*Written task*
Your output must consist solely of the lines from the one containing "Extract the chart's" through the end of the records, reproduced exactly.

Data records
● ● ●

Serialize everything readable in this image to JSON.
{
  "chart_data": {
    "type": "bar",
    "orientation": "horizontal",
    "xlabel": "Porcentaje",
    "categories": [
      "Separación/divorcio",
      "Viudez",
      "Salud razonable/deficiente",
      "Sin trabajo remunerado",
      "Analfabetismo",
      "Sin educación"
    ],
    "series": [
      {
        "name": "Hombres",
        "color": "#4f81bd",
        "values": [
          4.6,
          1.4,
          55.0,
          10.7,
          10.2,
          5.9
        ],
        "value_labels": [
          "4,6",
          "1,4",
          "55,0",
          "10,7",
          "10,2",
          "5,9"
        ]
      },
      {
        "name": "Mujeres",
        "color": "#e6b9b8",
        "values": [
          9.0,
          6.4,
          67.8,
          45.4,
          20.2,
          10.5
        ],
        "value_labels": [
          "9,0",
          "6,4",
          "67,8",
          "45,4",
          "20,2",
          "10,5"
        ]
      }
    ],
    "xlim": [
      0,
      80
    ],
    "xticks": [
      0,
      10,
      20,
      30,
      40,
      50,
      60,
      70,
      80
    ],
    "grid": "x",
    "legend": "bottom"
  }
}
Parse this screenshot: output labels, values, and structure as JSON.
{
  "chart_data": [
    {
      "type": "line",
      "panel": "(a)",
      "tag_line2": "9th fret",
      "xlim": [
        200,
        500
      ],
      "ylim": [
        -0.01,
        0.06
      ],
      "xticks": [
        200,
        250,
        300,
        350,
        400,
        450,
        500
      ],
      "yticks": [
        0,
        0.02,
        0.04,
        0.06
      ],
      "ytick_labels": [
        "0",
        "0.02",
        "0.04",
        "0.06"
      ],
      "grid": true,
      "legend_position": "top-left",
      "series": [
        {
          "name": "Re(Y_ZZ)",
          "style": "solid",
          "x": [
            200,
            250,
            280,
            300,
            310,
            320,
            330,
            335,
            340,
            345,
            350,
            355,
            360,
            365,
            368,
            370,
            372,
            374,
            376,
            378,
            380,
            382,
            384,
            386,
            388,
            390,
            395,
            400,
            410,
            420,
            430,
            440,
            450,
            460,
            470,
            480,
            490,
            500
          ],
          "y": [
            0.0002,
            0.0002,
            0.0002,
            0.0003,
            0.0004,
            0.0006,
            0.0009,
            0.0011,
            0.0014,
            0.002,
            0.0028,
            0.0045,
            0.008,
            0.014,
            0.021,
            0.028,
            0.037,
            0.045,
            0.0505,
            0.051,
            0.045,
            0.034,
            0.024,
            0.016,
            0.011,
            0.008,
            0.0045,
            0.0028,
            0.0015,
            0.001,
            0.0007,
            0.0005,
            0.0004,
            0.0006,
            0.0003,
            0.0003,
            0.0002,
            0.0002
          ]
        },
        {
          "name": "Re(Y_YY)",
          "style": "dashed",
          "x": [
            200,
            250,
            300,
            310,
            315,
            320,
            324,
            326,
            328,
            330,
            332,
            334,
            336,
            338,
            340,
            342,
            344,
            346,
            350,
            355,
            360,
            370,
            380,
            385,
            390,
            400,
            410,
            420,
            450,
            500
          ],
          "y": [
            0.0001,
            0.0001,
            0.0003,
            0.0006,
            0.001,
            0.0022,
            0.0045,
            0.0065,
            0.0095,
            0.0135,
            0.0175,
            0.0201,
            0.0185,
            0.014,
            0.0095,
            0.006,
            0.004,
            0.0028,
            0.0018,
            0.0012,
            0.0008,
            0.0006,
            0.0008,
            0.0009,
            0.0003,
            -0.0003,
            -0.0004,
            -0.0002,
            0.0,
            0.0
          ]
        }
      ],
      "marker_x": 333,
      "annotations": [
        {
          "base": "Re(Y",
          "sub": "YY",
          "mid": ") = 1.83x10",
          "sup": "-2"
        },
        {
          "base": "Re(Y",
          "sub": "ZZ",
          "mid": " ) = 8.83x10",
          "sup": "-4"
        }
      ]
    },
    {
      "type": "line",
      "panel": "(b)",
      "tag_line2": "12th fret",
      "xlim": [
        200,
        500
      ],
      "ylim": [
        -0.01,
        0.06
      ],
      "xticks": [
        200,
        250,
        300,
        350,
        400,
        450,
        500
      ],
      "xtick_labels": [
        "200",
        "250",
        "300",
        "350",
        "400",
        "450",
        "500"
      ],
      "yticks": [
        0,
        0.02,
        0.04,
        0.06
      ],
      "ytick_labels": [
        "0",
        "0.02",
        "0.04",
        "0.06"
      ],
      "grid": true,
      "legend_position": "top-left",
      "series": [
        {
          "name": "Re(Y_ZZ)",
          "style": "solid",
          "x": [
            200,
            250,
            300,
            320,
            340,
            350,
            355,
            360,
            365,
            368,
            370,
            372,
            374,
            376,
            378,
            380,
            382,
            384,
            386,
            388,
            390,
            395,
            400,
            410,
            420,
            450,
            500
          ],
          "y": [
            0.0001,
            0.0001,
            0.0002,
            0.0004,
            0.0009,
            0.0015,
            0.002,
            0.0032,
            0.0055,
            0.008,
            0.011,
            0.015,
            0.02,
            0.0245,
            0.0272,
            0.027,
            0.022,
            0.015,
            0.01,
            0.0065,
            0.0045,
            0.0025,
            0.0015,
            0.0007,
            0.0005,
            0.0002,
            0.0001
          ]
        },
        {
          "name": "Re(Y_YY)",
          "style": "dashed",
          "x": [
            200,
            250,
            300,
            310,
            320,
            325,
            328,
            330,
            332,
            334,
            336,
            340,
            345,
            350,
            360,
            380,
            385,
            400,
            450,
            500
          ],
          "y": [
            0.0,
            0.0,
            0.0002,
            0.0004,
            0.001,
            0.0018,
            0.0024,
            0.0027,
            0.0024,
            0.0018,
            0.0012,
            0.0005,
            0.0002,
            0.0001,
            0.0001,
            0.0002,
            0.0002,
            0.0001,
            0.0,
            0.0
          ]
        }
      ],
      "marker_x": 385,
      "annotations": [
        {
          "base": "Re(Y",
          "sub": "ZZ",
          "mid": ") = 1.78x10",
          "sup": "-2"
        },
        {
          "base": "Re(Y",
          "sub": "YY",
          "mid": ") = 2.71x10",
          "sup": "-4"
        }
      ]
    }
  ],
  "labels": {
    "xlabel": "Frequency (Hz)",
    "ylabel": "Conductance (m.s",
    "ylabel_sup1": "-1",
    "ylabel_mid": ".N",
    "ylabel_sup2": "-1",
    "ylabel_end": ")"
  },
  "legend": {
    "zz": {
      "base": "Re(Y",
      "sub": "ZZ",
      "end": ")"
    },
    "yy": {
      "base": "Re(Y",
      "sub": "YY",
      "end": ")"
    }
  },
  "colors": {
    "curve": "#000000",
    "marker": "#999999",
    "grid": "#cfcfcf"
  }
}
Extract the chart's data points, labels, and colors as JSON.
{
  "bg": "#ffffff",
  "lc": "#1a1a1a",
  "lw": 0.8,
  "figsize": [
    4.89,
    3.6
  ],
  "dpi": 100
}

● ● ●

*Written response*
Extract the chart's data points, labels, and colors as JSON.
{
  "bg": "#ffffff",
  "lc": "#1a1a1a",
  "lw": 0.8,
  "figsize": [
    4.89,
    3.6
  ],
  "dpi": 100
}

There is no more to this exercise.